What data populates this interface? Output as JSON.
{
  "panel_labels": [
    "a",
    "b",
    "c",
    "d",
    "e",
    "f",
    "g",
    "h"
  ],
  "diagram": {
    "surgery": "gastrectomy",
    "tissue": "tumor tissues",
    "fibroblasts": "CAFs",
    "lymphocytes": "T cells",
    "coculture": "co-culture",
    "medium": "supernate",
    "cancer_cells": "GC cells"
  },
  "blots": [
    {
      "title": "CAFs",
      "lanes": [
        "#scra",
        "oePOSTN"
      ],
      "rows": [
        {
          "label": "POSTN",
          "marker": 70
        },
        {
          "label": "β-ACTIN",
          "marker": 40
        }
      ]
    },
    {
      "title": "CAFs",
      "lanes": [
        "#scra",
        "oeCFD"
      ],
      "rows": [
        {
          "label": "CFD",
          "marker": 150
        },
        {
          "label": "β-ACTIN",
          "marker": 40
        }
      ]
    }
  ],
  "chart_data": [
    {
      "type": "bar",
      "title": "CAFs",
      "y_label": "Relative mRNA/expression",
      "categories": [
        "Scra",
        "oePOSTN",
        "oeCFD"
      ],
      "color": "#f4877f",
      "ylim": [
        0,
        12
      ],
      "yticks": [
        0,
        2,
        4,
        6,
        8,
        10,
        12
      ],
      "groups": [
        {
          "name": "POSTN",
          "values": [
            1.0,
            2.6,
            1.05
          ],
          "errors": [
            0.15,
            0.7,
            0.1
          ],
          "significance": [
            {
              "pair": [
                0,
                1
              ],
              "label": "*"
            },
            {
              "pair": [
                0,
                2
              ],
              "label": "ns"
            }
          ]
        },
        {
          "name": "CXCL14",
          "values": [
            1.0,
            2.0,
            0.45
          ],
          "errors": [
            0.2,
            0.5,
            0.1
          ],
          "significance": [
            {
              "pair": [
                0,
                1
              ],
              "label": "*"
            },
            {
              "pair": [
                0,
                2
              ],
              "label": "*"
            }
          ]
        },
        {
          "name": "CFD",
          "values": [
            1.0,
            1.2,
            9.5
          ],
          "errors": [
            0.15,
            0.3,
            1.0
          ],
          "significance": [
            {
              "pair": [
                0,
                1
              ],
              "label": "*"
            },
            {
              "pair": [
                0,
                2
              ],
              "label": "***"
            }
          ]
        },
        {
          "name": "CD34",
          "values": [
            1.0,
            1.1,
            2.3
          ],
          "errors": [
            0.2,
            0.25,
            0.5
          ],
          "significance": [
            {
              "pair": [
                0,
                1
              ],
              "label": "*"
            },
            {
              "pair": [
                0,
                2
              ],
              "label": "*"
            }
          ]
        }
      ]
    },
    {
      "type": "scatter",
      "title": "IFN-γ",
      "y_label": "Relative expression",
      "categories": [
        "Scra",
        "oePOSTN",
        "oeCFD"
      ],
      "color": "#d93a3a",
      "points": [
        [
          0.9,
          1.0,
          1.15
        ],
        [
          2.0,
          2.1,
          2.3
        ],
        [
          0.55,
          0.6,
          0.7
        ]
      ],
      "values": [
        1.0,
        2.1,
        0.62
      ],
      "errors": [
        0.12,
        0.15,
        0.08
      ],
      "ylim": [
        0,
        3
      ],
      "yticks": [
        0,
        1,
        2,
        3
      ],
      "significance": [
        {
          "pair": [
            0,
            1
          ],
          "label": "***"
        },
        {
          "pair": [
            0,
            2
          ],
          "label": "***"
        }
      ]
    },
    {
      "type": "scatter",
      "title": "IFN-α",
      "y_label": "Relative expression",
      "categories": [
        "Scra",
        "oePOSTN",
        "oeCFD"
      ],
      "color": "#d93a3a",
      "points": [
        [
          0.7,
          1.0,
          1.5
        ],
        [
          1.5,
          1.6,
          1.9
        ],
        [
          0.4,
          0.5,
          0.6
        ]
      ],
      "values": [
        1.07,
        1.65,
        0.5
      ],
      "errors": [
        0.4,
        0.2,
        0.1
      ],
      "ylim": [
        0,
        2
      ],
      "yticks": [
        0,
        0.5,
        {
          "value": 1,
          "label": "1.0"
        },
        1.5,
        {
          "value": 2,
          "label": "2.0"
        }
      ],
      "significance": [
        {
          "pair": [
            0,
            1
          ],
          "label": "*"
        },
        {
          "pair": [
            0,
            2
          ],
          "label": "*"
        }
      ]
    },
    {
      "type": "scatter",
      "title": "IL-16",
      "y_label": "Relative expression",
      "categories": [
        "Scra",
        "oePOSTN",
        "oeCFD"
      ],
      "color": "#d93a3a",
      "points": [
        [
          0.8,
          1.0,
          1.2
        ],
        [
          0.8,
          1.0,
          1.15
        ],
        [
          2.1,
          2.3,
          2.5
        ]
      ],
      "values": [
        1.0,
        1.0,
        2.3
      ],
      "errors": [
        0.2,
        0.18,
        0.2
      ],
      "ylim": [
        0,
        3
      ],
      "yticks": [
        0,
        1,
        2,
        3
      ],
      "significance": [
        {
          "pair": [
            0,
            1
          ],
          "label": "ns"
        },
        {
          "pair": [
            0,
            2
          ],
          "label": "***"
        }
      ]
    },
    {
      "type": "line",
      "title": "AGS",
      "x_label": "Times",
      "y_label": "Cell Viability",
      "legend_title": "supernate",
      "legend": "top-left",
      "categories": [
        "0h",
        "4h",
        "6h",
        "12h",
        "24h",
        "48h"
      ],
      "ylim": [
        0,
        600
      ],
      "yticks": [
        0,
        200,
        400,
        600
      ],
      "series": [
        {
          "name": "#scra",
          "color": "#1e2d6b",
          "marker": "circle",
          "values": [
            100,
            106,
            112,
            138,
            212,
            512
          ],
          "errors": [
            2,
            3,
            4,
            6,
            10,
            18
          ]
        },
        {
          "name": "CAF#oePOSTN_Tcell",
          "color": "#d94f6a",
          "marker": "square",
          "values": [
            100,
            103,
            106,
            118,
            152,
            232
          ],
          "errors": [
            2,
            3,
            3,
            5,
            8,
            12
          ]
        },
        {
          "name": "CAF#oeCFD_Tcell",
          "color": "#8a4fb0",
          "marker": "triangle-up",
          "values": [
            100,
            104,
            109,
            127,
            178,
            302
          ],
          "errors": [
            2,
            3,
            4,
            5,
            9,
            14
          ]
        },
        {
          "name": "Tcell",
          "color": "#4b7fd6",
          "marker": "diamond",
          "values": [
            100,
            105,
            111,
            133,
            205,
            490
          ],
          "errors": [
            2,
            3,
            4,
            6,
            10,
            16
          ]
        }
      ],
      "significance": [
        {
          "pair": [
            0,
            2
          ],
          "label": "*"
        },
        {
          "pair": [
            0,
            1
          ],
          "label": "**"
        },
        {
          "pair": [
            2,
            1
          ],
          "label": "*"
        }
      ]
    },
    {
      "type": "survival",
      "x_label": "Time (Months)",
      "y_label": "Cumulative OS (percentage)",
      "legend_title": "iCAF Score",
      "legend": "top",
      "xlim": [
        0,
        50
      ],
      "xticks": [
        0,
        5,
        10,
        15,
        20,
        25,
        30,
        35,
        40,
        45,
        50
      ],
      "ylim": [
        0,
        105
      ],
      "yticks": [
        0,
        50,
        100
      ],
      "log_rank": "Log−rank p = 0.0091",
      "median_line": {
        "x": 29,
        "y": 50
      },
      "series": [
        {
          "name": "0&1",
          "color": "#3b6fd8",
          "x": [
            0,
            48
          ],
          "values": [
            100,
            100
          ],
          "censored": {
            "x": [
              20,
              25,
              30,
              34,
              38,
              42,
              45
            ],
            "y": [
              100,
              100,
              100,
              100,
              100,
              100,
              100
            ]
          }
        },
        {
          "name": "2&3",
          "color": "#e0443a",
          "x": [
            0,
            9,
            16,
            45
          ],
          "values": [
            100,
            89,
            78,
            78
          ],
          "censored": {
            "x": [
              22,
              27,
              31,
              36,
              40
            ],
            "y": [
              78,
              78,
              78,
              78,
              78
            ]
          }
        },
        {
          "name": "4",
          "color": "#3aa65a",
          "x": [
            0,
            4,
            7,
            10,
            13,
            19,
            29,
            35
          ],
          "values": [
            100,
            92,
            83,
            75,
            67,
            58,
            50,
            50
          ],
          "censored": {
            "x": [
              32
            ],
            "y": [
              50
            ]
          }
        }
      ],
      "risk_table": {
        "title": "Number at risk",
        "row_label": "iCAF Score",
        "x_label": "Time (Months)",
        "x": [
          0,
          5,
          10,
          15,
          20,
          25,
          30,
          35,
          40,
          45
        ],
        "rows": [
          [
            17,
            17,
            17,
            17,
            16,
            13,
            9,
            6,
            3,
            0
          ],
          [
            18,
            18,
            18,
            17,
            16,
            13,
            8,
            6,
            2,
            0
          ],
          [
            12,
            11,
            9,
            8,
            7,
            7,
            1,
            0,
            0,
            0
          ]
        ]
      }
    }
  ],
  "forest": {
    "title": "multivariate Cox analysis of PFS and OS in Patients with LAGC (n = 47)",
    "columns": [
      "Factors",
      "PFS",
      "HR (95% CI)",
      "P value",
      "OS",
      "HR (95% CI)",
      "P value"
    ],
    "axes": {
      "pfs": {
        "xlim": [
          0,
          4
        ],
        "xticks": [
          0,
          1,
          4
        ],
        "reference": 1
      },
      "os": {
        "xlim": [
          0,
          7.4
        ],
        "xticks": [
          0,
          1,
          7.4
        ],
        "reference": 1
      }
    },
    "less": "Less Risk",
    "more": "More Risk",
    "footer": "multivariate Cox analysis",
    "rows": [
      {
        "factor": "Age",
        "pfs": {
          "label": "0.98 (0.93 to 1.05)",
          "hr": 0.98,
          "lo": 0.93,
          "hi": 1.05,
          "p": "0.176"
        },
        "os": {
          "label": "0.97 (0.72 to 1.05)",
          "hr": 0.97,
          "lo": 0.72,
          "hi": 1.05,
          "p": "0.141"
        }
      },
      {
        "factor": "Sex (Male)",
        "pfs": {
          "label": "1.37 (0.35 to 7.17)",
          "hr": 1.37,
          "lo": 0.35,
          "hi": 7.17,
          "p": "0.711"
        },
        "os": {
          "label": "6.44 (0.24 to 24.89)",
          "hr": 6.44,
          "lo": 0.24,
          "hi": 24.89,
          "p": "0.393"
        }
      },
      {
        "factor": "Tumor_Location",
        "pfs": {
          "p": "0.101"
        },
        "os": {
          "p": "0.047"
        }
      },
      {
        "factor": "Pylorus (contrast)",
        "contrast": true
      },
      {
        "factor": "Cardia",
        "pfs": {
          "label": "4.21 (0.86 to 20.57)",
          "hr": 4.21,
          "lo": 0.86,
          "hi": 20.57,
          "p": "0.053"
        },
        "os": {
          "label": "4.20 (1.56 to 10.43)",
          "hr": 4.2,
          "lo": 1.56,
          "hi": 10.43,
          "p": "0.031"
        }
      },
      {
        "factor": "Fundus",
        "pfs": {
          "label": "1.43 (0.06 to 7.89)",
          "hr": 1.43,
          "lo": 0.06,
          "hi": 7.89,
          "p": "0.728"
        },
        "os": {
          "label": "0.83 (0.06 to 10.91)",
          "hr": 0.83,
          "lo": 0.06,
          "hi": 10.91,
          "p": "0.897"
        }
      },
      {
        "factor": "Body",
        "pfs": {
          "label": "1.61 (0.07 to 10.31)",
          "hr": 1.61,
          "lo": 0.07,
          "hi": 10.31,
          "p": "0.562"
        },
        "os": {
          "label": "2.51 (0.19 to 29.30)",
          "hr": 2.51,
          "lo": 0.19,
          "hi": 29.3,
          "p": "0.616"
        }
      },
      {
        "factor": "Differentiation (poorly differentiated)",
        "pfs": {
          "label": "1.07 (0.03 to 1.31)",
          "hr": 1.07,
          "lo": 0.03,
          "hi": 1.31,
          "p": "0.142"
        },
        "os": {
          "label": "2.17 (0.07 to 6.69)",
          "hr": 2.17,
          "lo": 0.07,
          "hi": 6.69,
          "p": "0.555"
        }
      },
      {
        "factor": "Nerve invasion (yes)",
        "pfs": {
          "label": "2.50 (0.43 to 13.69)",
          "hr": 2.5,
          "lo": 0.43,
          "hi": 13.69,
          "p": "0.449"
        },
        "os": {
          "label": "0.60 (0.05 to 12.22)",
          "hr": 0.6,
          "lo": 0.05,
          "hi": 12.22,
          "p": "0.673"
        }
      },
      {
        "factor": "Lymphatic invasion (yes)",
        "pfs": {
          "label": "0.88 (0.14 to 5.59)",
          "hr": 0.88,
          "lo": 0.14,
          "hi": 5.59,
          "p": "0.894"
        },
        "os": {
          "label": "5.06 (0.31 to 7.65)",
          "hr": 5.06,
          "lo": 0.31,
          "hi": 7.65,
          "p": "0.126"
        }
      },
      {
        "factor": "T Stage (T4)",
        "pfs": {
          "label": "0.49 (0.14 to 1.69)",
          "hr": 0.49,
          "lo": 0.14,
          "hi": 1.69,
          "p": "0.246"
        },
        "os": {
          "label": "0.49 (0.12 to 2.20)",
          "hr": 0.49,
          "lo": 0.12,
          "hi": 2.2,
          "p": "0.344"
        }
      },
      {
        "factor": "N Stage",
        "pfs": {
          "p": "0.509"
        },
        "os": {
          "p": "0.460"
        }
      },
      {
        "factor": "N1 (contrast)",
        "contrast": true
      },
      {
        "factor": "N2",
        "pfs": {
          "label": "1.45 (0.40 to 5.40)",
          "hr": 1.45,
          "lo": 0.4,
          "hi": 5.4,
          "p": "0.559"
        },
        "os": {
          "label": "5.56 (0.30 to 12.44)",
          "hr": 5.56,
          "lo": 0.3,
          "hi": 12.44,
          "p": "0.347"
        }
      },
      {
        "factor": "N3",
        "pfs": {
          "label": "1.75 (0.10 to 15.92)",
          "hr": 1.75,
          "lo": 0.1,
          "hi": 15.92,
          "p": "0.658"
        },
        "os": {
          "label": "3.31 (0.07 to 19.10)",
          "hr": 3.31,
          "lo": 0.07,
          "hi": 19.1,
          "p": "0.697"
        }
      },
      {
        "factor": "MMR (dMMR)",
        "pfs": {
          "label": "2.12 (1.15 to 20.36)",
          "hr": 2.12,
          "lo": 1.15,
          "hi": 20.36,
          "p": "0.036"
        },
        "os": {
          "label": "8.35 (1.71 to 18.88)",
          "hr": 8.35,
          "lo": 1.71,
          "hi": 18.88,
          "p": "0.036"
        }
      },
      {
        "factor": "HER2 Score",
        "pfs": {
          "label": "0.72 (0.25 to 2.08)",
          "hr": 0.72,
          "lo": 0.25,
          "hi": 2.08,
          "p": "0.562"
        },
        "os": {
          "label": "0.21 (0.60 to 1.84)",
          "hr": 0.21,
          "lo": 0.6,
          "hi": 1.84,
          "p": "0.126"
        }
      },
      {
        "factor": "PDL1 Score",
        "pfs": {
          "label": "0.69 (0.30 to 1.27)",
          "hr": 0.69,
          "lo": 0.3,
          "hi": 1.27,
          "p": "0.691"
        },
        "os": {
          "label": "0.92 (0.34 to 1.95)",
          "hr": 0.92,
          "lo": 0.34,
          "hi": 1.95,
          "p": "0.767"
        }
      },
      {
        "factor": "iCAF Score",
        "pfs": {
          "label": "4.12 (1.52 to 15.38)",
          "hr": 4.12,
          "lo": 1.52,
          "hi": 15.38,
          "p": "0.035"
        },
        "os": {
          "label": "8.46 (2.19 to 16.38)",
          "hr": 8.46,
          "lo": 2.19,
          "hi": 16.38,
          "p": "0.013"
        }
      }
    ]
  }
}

==============================

▶ _EXERCISE_
Go through the listing above and find each line that contains "iCAF", then copy it.

▶ _RESULT_
      "legend_title": "iCAF Score",
        "row_label": "iCAF Score",
        "factor": "iCAF Score",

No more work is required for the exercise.